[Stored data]
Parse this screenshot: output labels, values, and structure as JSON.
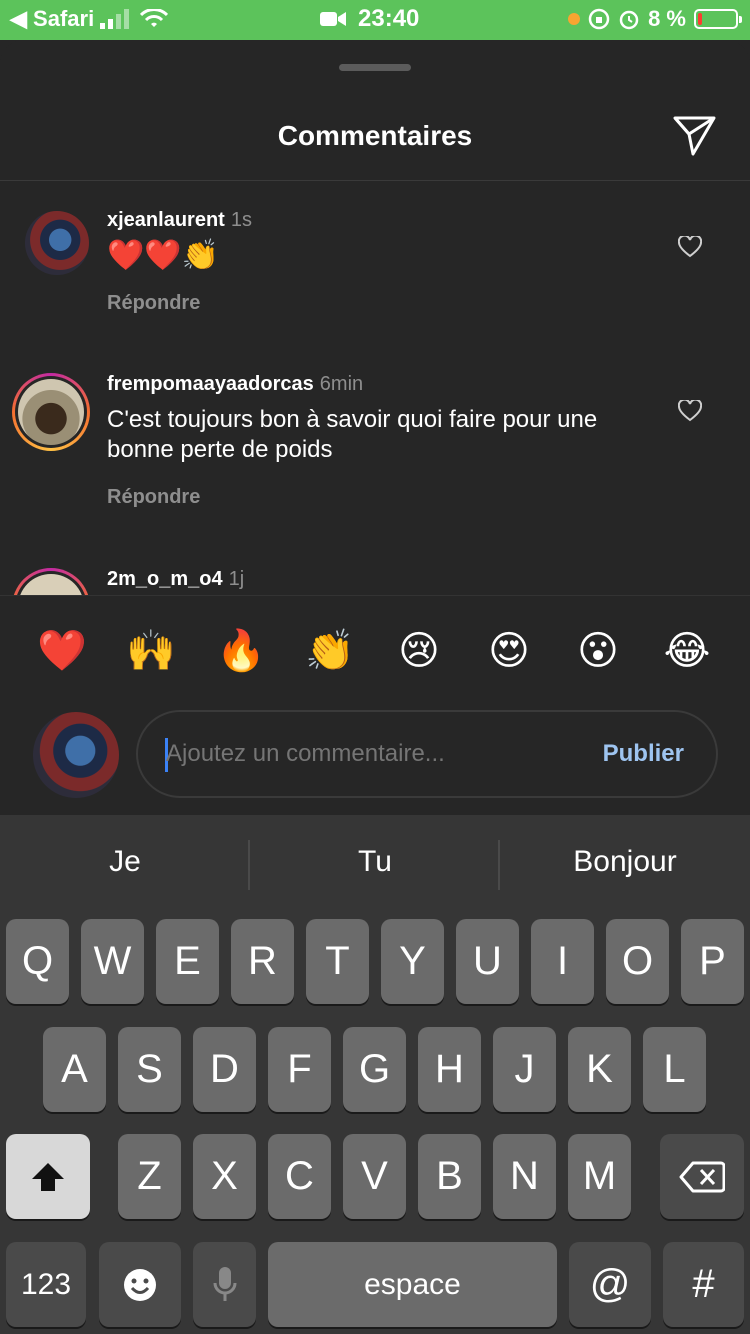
{
  "status_bar": {
    "back_app": "◀ Safari",
    "time": "23:40",
    "battery": "8 %"
  },
  "sheet": {
    "title": "Commentaires"
  },
  "comments": [
    {
      "username": "xjeanlaurent",
      "time": "1s",
      "text": "❤️❤️👏",
      "reply": "Répondre"
    },
    {
      "username": "frempomaayaadorcas",
      "time": "6min",
      "text": "C'est toujours bon à savoir quoi faire pour une bonne perte de poids",
      "reply": "Répondre"
    },
    {
      "username": "2m_o_m_o4",
      "time": "1j"
    }
  ],
  "emoji_bar": [
    "❤️",
    "🙌",
    "🔥",
    "👏",
    "😢",
    "😍",
    "😮",
    "😂"
  ],
  "composer": {
    "placeholder": "Ajoutez un commentaire...",
    "publish": "Publier"
  },
  "keyboard": {
    "suggestions": [
      "Je",
      "Tu",
      "Bonjour"
    ],
    "row1": [
      "Q",
      "W",
      "E",
      "R",
      "T",
      "Y",
      "U",
      "I",
      "O",
      "P"
    ],
    "row2": [
      "A",
      "S",
      "D",
      "F",
      "G",
      "H",
      "J",
      "K",
      "L"
    ],
    "row3": [
      "Z",
      "X",
      "C",
      "V",
      "B",
      "N",
      "M"
    ],
    "numbers_key": "123",
    "space_key": "espace",
    "at_key": "@",
    "hash_key": "#"
  },
  "colors": {
    "status_bar_bg": "#5cc35b",
    "sheet_bg": "#262626",
    "publish": "#9ec4f0",
    "keyboard_bg": "#363636",
    "key_bg": "#6b6b6b"
  }
}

## TASK STATEMENT
In your copy of the records, include no pictures; repeat everything else exactly.

## SOLUTION TO THIS EXERCISE
Parse this screenshot: output labels, values, and structure as JSON.
{
  "status_bar": {
    "back_app": "◀ Safari",
    "time": "23:40",
    "battery": "8 %"
  },
  "sheet": {
    "title": "Commentaires"
  },
  "comments": [
    {
      "username": "xjeanlaurent",
      "time": "1s",
      "text": "❤️❤️👏",
      "reply": "Répondre"
    },
    {
      "username": "frempomaayaadorcas",
      "time": "6min",
      "text": "C'est toujours bon à savoir quoi faire pour une bonne perte de poids",
      "reply": "Répondre"
    },
    {
      "username": "2m_o_m_o4",
      "time": "1j"
    }
  ],
  "emoji_bar": [
    "❤️",
    "🙌",
    "🔥",
    "👏",
    "😢",
    "😍",
    "😮",
    "😂"
  ],
  "composer": {
    "placeholder": "Ajoutez un commentaire...",
    "publish": "Publier"
  },
  "keyboard": {
    "suggestions": [
      "Je",
      "Tu",
      "Bonjour"
    ],
    "row1": [
      "Q",
      "W",
      "E",
      "R",
      "T",
      "Y",
      "U",
      "I",
      "O",
      "P"
    ],
    "row2": [
      "A",
      "S",
      "D",
      "F",
      "G",
      "H",
      "J",
      "K",
      "L"
    ],
    "row3": [
      "Z",
      "X",
      "C",
      "V",
      "B",
      "N",
      "M"
    ],
    "numbers_key": "123",
    "space_key": "espace",
    "at_key": "@",
    "hash_key": "#"
  },
  "colors": {
    "status_bar_bg": "#5cc35b",
    "sheet_bg": "#262626",
    "publish": "#9ec4f0",
    "keyboard_bg": "#363636",
    "key_bg": "#6b6b6b"
  }
}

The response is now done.